### OBJECTIVE
Your answer must consist solely of the number of lines that contain the word "Betreuung".

### EXTRACTED RECORDS
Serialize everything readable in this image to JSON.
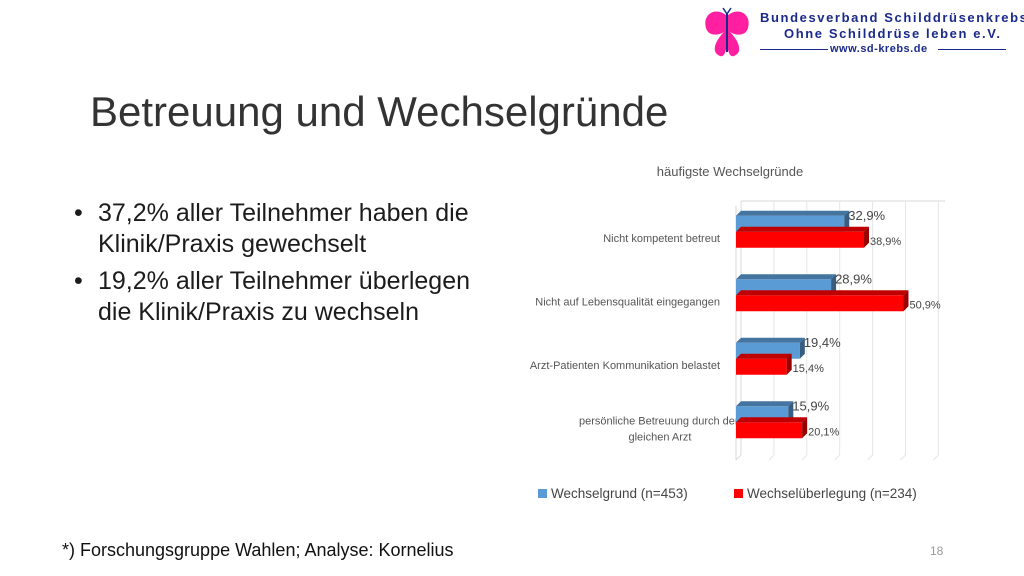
{
  "header": {
    "org_line1": "Bundesverband Schilddrüsenkrebs",
    "org_line2": "Ohne Schilddrüse leben e.V.",
    "org_url": "www.sd-krebs.de"
  },
  "slide": {
    "title": "Betreuung und Wechselgründe",
    "bullets": [
      "37,2% aller Teilnehmer haben die Klinik/Praxis gewechselt",
      "19,2% aller Teilnehmer überlegen die Klinik/Praxis zu wechseln"
    ],
    "bullet_glyph": "•",
    "footnote": "*) Forschungsgruppe Wahlen; Analyse: Kornelius",
    "page_number": "18"
  },
  "chart_data": {
    "type": "bar",
    "orientation": "horizontal",
    "title": "häufigste Wechselgründe",
    "categories": [
      "Nicht kompetent betreut",
      "Nicht auf Lebensqualität eingegangen",
      "Arzt-Patienten Kommunikation belastet",
      "persönliche Betreuung durch den gleichen Arzt"
    ],
    "series": [
      {
        "name": "Wechselgrund (n=453)",
        "values": [
          32.9,
          28.9,
          19.4,
          15.9
        ],
        "labels": [
          "32,9%",
          "28,9%",
          "19,4%",
          "15,9%"
        ],
        "color": "#5b9bd5"
      },
      {
        "name": "Wechselüberlegung (n=234)",
        "values": [
          38.9,
          50.9,
          15.4,
          20.1
        ],
        "labels": [
          "38,9%",
          "50,9%",
          "15,4%",
          "20,1%"
        ],
        "color": "#ff0000"
      }
    ],
    "xlim": [
      0,
      62
    ],
    "grid": true,
    "legend": "bottom"
  }
}
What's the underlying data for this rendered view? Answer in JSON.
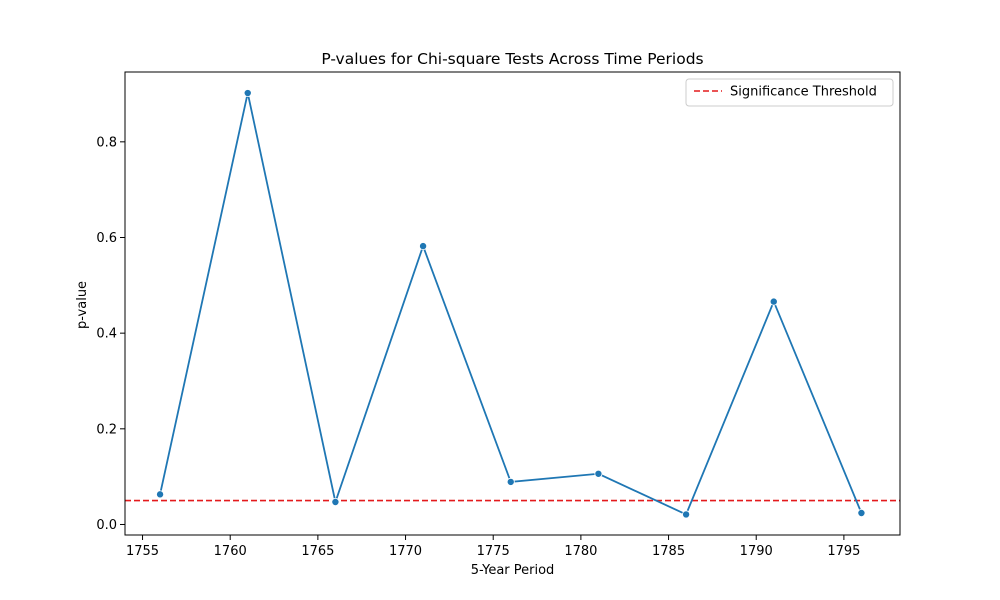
{
  "chart_data": {
    "type": "line",
    "title": "P-values for Chi-square Tests Across Time Periods",
    "xlabel": "5-Year Period",
    "ylabel": "p-value",
    "xlim": [
      1754.0,
      1798.2
    ],
    "ylim": [
      -0.022,
      0.946
    ],
    "xticks": [
      1755,
      1760,
      1765,
      1770,
      1775,
      1780,
      1785,
      1790,
      1795
    ],
    "yticks": [
      0.0,
      0.2,
      0.4,
      0.6,
      0.8
    ],
    "grid": false,
    "legend_position": "top-right",
    "series": [
      {
        "x": [
          1756,
          1761,
          1766,
          1771,
          1776,
          1781,
          1786,
          1791,
          1796
        ],
        "y": [
          0.063,
          0.902,
          0.047,
          0.582,
          0.089,
          0.106,
          0.021,
          0.466,
          0.024
        ],
        "color": "#1f77b4"
      }
    ],
    "reference_lines": [
      {
        "name": "Significance Threshold",
        "y": 0.05,
        "color": "#e41a1c",
        "style": "dashed"
      }
    ]
  }
}
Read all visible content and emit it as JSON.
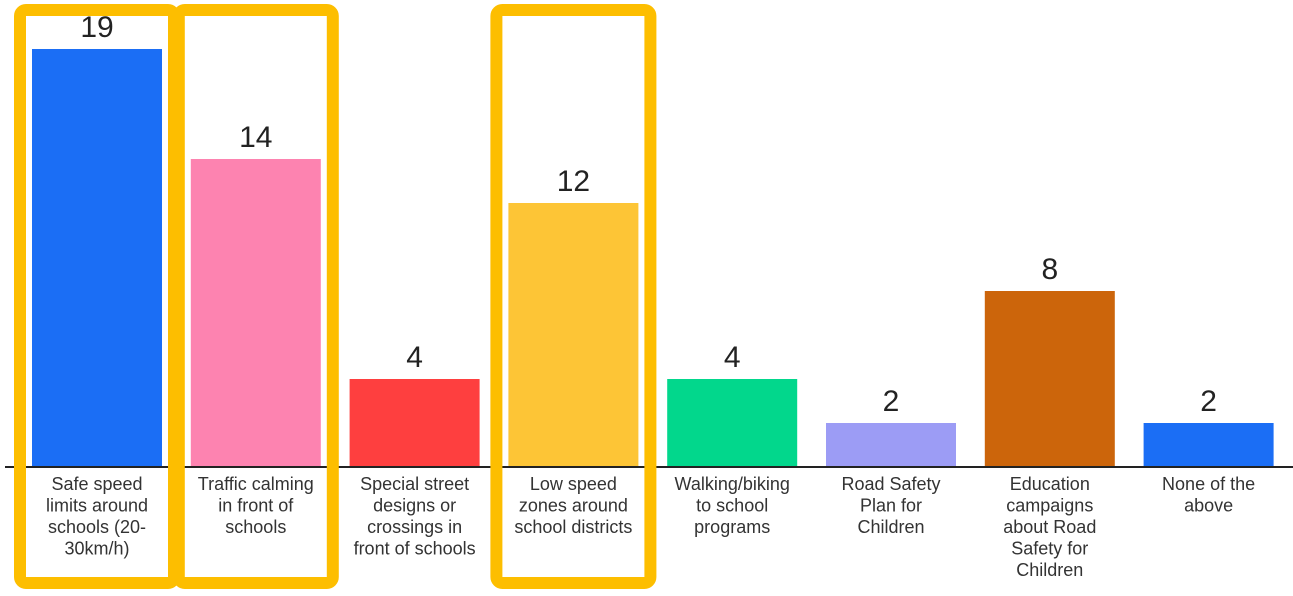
{
  "chart_data": {
    "type": "bar",
    "categories": [
      [
        "Safe speed",
        "limits around",
        "schools (20-",
        "30km/h)"
      ],
      [
        "Traffic calming",
        "in front of",
        "schools"
      ],
      [
        "Special street",
        "designs or",
        "crossings in",
        "front of schools"
      ],
      [
        "Low speed",
        "zones around",
        "school districts"
      ],
      [
        "Walking/biking",
        "to school",
        "programs"
      ],
      [
        "Road Safety",
        "Plan for",
        "Children"
      ],
      [
        "Education",
        "campaigns",
        "about Road",
        "Safety for",
        "Children"
      ],
      [
        "None of the",
        "above"
      ]
    ],
    "values": [
      19,
      14,
      4,
      12,
      4,
      2,
      8,
      2
    ],
    "colors": [
      "#1b6ef5",
      "#fd83b0",
      "#fe3f3f",
      "#fdc536",
      "#02d78c",
      "#9c9cf5",
      "#cc650b",
      "#1b6ef5"
    ],
    "ylim": [
      0,
      20
    ],
    "highlighted": [
      0,
      1,
      3
    ],
    "highlight_color": "#fdbe00"
  }
}
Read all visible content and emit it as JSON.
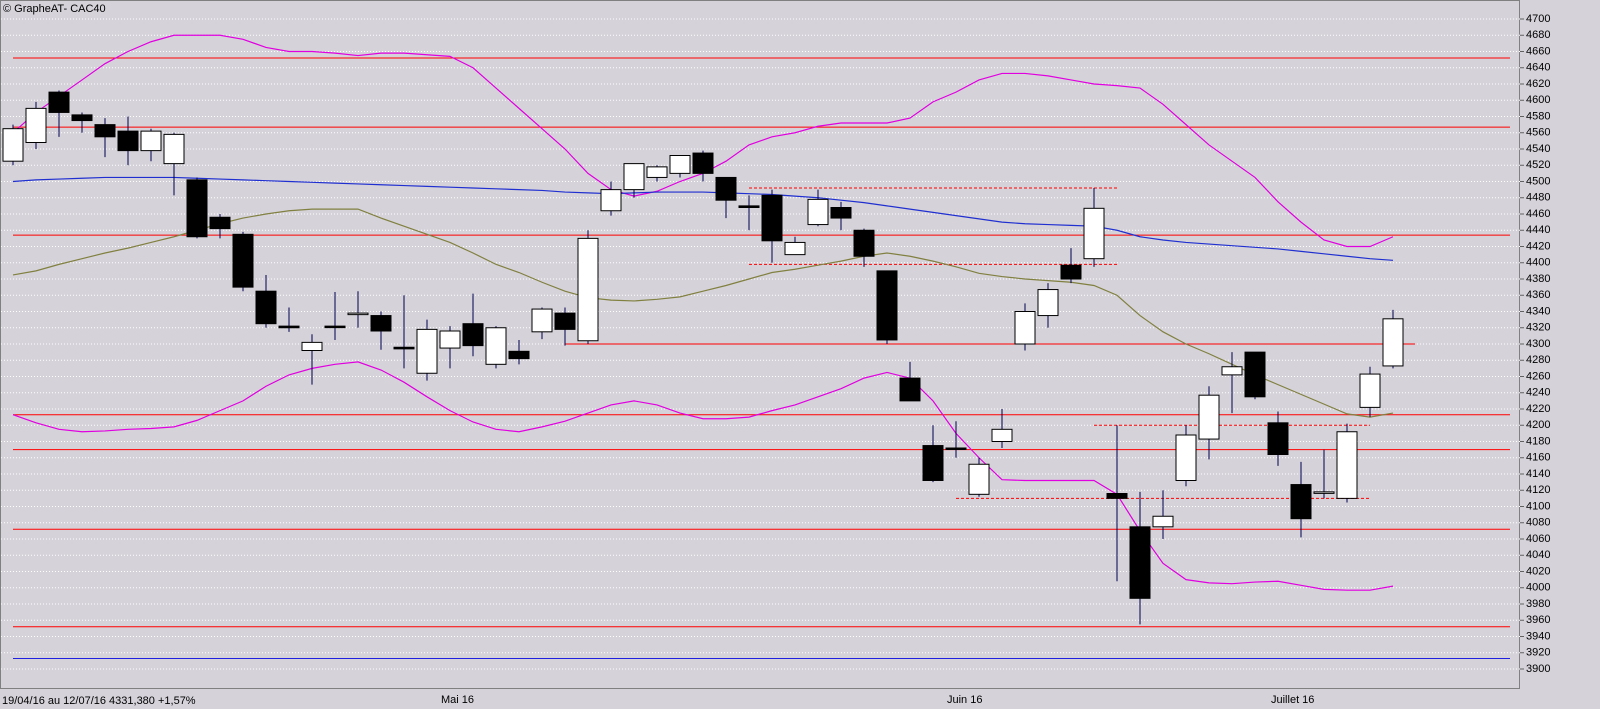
{
  "chart_data": {
    "type": "candlestick",
    "title": "© GrapheAT- CAC40",
    "footer": "19/04/16 au 12/07/16  4331,380  +1,57%",
    "month_labels": [
      "Mai 16",
      "Juin 16",
      "Juillet 16"
    ],
    "categories": [
      null,
      null,
      null,
      null,
      null,
      null,
      null,
      null,
      null,
      null,
      null,
      null,
      null,
      null,
      null,
      null,
      null,
      null,
      null,
      null,
      null,
      null,
      null,
      null,
      null,
      null,
      null,
      null,
      null,
      null,
      null,
      null,
      null,
      null,
      null,
      null,
      null,
      null,
      null,
      null,
      null,
      null,
      null,
      null,
      null,
      null,
      null,
      null,
      null,
      null,
      null,
      null,
      null,
      null,
      null,
      null,
      null,
      null,
      null,
      null,
      null
    ],
    "open": [
      4525,
      4548,
      4610,
      4582,
      4570,
      4562,
      4538,
      4522,
      4502,
      4456,
      4435,
      4365,
      4322,
      4292,
      4322,
      4337,
      4335,
      4296,
      4264,
      4295,
      4325,
      4275,
      4291,
      4315,
      4338,
      4304,
      4464,
      4490,
      4505,
      4510,
      4535,
      4505,
      4470,
      4483,
      4410,
      4447,
      4468,
      4440,
      4390,
      4258,
      4175,
      4172,
      4115,
      4180,
      4300,
      4335,
      4397,
      4405,
      4116,
      4075,
      4075,
      4132,
      4183,
      4262,
      4290,
      4203,
      4127,
      4117,
      4110,
      4222,
      4273
    ],
    "high": [
      4570,
      4598,
      4612,
      4585,
      4578,
      4580,
      4565,
      4560,
      4505,
      4460,
      4438,
      4385,
      4345,
      4312,
      4364,
      4365,
      4340,
      4360,
      4330,
      4322,
      4362,
      4322,
      4305,
      4345,
      4345,
      4440,
      4500,
      4522,
      4520,
      4532,
      4538,
      4505,
      4483,
      4490,
      4432,
      4490,
      4475,
      4442,
      4390,
      4278,
      4200,
      4205,
      4160,
      4220,
      4350,
      4375,
      4418,
      4492,
      4200,
      4118,
      4120,
      4200,
      4248,
      4290,
      4290,
      4217,
      4155,
      4170,
      4202,
      4272,
      4342
    ],
    "low": [
      4520,
      4540,
      4555,
      4560,
      4530,
      4520,
      4525,
      4483,
      4430,
      4430,
      4365,
      4320,
      4315,
      4250,
      4305,
      4320,
      4293,
      4270,
      4255,
      4270,
      4285,
      4270,
      4275,
      4306,
      4298,
      4300,
      4458,
      4480,
      4500,
      4505,
      4500,
      4455,
      4440,
      4400,
      4410,
      4445,
      4440,
      4395,
      4300,
      4230,
      4130,
      4160,
      4112,
      4172,
      4292,
      4320,
      4375,
      4395,
      4008,
      3955,
      4060,
      4125,
      4158,
      4215,
      4232,
      4150,
      4062,
      4110,
      4105,
      4210,
      4270
    ],
    "close": [
      4565,
      4590,
      4585,
      4575,
      4555,
      4538,
      4562,
      4558,
      4432,
      4442,
      4370,
      4325,
      4320,
      4302,
      4321,
      4338,
      4316,
      4294,
      4318,
      4316,
      4298,
      4320,
      4282,
      4343,
      4318,
      4430,
      4490,
      4522,
      4518,
      4532,
      4510,
      4477,
      4468,
      4427,
      4425,
      4478,
      4455,
      4408,
      4305,
      4230,
      4132,
      4171,
      4152,
      4195,
      4340,
      4367,
      4380,
      4467,
      4110,
      3987,
      4088,
      4188,
      4237,
      4272,
      4235,
      4164,
      4085,
      4118,
      4192,
      4263,
      4331
    ],
    "series": [
      {
        "color": "#e000e0",
        "values": [
          4560,
          4585,
          4605,
          4625,
          4645,
          4660,
          4672,
          4680,
          4680,
          4680,
          4675,
          4665,
          4660,
          4660,
          4658,
          4655,
          4658,
          4658,
          4656,
          4654,
          4640,
          4615,
          4590,
          4565,
          4540,
          4510,
          4490,
          4482,
          4488,
          4500,
          4510,
          4525,
          4545,
          4555,
          4560,
          4568,
          4572,
          4572,
          4572,
          4578,
          4598,
          4610,
          4625,
          4633,
          4633,
          4630,
          4625,
          4620,
          4618,
          4615,
          4595,
          4570,
          4545,
          4525,
          4505,
          4475,
          4450,
          4428,
          4420,
          4420,
          4432
        ]
      },
      {
        "color": "#e000e0",
        "values": [
          4213,
          4203,
          4195,
          4192,
          4193,
          4195,
          4196,
          4198,
          4206,
          4218,
          4230,
          4248,
          4262,
          4270,
          4275,
          4278,
          4268,
          4253,
          4235,
          4218,
          4204,
          4195,
          4192,
          4198,
          4205,
          4215,
          4225,
          4230,
          4225,
          4215,
          4208,
          4208,
          4210,
          4218,
          4225,
          4235,
          4245,
          4258,
          4265,
          4258,
          4230,
          4190,
          4160,
          4133,
          4132,
          4132,
          4132,
          4132,
          4115,
          4070,
          4030,
          4010,
          4006,
          4005,
          4007,
          4008,
          4003,
          3998,
          3997,
          3997,
          4002
        ]
      },
      {
        "color": "#808040",
        "values": [
          4385,
          4390,
          4398,
          4405,
          4412,
          4418,
          4425,
          4432,
          4440,
          4448,
          4455,
          4460,
          4464,
          4466,
          4466,
          4466,
          4455,
          4445,
          4435,
          4425,
          4412,
          4398,
          4388,
          4376,
          4365,
          4357,
          4354,
          4353,
          4355,
          4358,
          4365,
          4372,
          4380,
          4388,
          4392,
          4397,
          4402,
          4408,
          4412,
          4408,
          4402,
          4395,
          4387,
          4383,
          4380,
          4378,
          4376,
          4372,
          4360,
          4335,
          4315,
          4300,
          4288,
          4275,
          4262,
          4250,
          4238,
          4226,
          4214,
          4210,
          4215
        ]
      },
      {
        "color": "#2030d0",
        "values": [
          4500,
          4502,
          4503,
          4504,
          4505,
          4505,
          4505,
          4505,
          4504,
          4503,
          4502,
          4501,
          4500,
          4499,
          4498,
          4497,
          4496,
          4495,
          4494,
          4493,
          4492,
          4491,
          4490,
          4489,
          4487,
          4486,
          4485,
          4486,
          4487,
          4487,
          4487,
          4486,
          4485,
          4484,
          4482,
          4480,
          4477,
          4474,
          4470,
          4466,
          4462,
          4458,
          4454,
          4450,
          4448,
          4447,
          4446,
          4445,
          4440,
          4432,
          4428,
          4425,
          4423,
          4421,
          4419,
          4417,
          4414,
          4411,
          4408,
          4405,
          4403
        ]
      }
    ],
    "levels": [
      4652,
      4567,
      4434,
      4300,
      4213,
      4170,
      4072,
      3952
    ],
    "level_color": "#ff0000",
    "dashed_levels": [
      4492,
      4398,
      4200,
      4110
    ],
    "base_level": 3913,
    "base_color": "#2020e0",
    "ylim": [
      3900,
      4700
    ],
    "yticks": [
      3900,
      3920,
      3940,
      3960,
      3980,
      4000,
      4020,
      4040,
      4060,
      4080,
      4100,
      4120,
      4140,
      4160,
      4180,
      4200,
      4220,
      4240,
      4260,
      4280,
      4300,
      4320,
      4340,
      4360,
      4380,
      4400,
      4420,
      4440,
      4460,
      4480,
      4500,
      4520,
      4540,
      4560,
      4580,
      4600,
      4620,
      4640,
      4660,
      4680,
      4700
    ],
    "grid": true
  }
}
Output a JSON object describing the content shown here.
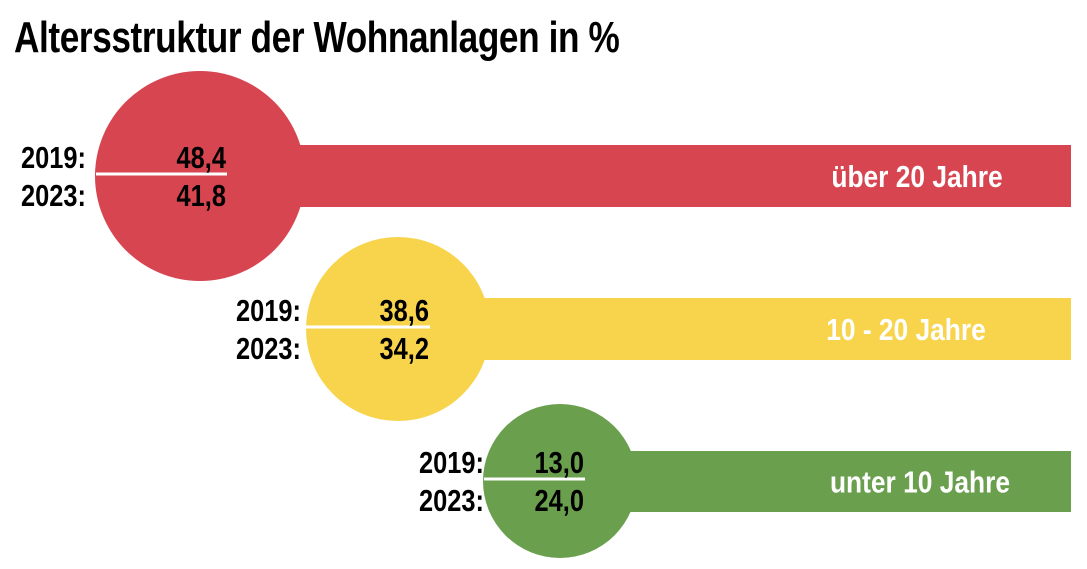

### REPLY TO THE TASK
2